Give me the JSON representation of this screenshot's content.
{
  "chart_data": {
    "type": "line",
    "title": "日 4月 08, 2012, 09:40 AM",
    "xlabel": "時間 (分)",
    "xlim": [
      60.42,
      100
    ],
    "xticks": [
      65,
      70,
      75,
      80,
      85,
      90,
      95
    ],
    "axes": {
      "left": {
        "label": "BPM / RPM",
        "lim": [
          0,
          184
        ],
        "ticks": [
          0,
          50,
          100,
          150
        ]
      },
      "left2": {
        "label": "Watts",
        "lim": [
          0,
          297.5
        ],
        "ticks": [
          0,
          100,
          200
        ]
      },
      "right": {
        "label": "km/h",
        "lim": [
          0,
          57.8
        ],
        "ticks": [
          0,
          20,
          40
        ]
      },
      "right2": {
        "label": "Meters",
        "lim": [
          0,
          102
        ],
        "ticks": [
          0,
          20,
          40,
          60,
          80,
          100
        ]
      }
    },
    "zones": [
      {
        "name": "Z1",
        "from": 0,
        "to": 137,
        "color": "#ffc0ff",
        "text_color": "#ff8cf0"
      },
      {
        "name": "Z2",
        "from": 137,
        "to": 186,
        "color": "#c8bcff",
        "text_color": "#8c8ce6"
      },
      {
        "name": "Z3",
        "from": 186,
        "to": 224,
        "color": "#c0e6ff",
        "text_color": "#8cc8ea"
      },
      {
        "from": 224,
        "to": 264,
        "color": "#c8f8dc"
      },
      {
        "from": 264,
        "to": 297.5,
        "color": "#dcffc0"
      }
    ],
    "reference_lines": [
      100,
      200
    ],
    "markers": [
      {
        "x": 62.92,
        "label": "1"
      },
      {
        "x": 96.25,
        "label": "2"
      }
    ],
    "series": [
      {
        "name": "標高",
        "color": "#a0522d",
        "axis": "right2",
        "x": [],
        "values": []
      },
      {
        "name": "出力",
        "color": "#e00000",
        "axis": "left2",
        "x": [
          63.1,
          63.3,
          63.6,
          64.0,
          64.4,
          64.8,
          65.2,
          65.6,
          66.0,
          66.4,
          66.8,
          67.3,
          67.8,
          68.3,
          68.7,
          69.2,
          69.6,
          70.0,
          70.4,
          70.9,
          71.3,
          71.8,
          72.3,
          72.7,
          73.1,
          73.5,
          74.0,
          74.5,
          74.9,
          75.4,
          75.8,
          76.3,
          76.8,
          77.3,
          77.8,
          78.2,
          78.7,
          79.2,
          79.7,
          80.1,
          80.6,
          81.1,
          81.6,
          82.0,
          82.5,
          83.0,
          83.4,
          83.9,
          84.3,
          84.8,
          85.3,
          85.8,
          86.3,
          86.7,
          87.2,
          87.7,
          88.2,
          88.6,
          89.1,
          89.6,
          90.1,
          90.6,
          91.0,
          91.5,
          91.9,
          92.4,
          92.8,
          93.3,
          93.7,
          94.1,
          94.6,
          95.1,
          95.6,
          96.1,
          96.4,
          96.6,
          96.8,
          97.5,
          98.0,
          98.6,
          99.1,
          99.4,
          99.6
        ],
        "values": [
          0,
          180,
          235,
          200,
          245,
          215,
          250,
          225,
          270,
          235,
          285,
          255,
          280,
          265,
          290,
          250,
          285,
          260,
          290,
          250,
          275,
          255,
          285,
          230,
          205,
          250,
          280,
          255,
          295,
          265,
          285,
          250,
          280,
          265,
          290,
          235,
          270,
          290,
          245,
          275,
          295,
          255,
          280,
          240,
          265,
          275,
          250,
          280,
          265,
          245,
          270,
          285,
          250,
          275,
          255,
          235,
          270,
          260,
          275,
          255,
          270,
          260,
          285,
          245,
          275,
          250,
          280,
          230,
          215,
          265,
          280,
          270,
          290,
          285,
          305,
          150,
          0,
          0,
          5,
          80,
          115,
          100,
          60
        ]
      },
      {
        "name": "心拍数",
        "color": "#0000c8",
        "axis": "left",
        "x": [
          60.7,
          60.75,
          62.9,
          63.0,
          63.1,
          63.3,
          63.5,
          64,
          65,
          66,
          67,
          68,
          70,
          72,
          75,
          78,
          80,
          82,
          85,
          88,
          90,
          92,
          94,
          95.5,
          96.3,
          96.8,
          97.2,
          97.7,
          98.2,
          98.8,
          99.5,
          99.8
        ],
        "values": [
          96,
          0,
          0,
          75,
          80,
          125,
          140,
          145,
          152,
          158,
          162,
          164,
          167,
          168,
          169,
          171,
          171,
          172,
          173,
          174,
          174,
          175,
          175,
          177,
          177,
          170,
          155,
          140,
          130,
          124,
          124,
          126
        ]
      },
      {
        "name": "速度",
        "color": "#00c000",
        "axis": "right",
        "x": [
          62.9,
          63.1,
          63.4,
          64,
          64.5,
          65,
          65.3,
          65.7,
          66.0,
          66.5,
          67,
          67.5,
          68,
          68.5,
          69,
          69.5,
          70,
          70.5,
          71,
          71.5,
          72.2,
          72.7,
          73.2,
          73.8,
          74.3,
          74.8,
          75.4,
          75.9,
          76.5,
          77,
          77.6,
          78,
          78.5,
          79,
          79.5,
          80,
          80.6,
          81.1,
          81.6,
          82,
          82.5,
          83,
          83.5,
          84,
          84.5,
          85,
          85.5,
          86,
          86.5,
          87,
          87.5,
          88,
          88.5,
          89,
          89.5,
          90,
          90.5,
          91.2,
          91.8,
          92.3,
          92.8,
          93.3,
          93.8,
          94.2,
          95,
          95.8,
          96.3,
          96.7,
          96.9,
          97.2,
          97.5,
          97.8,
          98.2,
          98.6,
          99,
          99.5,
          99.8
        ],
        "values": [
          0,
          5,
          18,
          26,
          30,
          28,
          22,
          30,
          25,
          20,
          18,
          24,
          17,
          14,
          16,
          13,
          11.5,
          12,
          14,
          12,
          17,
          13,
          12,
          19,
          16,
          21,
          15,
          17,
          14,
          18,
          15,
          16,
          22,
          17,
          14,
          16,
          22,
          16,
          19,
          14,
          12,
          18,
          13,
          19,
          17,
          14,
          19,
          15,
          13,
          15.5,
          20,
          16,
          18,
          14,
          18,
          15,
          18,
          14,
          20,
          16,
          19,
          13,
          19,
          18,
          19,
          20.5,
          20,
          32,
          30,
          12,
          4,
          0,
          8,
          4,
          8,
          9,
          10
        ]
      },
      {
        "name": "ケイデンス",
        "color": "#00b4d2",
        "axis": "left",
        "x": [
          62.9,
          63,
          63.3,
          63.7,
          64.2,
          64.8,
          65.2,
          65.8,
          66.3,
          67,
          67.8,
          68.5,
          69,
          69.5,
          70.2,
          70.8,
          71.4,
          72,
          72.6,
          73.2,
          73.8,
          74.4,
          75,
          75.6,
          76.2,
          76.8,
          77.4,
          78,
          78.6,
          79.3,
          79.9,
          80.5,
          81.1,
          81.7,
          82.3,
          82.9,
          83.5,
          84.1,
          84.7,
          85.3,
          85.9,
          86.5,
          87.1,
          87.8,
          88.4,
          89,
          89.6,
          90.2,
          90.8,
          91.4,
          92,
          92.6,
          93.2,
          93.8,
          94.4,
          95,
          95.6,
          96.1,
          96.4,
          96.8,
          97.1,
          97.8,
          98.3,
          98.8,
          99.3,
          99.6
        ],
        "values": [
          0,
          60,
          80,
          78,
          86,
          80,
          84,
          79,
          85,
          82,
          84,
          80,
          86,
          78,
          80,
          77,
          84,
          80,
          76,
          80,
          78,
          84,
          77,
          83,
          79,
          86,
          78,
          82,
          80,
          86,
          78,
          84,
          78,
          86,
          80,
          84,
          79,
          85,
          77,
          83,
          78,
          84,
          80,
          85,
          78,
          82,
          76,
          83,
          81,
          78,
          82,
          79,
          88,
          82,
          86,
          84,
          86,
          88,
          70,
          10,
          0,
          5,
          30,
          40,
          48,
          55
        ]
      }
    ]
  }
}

§ Your goal
Search the records for the word "from", then list every line that has it.

§ Solution for this task
        "from": 0,
        "from": 137,
        "from": 186,
        "from": 224,
        "from": 264,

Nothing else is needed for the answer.